**** Exercise material

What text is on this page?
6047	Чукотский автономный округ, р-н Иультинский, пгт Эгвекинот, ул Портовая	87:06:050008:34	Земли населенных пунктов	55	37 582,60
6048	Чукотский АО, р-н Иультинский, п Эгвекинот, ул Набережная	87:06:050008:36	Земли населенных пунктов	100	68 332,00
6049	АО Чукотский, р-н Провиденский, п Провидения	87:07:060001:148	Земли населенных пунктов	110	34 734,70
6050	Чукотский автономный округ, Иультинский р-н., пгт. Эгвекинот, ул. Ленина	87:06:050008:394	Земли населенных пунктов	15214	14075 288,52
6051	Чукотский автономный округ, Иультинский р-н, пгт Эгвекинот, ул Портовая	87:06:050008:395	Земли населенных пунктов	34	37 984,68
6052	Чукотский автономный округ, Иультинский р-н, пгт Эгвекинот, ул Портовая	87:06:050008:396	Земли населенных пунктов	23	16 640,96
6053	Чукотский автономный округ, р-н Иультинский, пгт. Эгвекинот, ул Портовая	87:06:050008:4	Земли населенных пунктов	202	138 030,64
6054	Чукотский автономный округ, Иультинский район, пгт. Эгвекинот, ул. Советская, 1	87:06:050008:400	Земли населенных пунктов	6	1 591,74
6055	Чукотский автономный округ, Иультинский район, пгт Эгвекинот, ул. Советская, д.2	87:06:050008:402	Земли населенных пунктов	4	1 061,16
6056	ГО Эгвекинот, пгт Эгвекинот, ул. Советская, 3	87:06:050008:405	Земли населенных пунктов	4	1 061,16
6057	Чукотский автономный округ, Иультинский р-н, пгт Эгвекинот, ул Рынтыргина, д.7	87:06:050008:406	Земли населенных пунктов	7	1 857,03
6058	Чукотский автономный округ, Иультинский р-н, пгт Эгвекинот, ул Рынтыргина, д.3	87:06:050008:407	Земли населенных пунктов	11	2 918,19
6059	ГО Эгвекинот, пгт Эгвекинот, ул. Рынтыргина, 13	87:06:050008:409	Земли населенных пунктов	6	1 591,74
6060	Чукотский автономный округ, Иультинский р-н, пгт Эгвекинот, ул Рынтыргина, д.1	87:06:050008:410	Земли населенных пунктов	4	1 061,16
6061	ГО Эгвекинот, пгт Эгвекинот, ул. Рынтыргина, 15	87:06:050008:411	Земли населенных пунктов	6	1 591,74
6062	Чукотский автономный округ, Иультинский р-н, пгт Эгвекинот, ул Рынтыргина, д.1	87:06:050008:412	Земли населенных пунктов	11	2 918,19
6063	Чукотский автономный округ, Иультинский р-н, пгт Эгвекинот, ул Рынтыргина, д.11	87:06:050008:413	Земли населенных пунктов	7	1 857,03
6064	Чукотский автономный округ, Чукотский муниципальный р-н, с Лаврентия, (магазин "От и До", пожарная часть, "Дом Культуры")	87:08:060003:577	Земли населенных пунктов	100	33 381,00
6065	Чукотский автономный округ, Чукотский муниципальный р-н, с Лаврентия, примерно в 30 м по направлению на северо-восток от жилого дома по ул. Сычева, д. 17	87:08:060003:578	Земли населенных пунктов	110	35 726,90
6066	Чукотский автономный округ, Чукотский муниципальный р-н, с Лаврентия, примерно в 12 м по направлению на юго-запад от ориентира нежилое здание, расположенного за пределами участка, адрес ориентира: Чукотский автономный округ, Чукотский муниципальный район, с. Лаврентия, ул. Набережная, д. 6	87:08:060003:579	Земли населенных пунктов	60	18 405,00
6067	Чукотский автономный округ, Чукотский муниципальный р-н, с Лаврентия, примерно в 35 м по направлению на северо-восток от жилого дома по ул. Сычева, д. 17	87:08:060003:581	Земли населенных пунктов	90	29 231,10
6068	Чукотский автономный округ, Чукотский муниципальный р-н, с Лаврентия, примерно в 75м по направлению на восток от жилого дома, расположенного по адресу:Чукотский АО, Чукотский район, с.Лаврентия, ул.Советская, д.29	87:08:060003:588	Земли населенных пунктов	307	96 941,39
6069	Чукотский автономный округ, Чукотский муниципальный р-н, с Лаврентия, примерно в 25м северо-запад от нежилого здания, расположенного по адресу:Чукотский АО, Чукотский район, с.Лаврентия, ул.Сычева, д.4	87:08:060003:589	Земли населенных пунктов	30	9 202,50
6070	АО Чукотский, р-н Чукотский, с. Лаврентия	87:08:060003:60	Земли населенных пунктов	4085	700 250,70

********

• Instructions to follow
Which lines hold the word "Советская"? Return all of them from the records above.

• Solution for this exercise
6054	Чукотский автономный округ, Иультинский район, пгт. Эгвекинот, ул. Советская, 1	87:06:050008:400	Земли населенных пунктов	6	1 591,74
6055	Чукотский автономный округ, Иультинский район, пгт Эгвекинот, ул. Советская, д.2	87:06:050008:402	Земли населенных пунктов	4	1 061,16
6056	ГО Эгвекинот, пгт Эгвекинот, ул. Советская, 3	87:06:050008:405	Земли населенных пунктов	4	1 061,16
6068	Чукотский автономный округ, Чукотский муниципальный р-н, с Лаврентия, примерно в 75м по направлению на восток от жилого дома, расположенного по адресу:Чукотский АО, Чукотский район, с.Лаврентия, ул.Советская, д.29	87:08:060003:588	Земли населенных пунктов	307	96 941,39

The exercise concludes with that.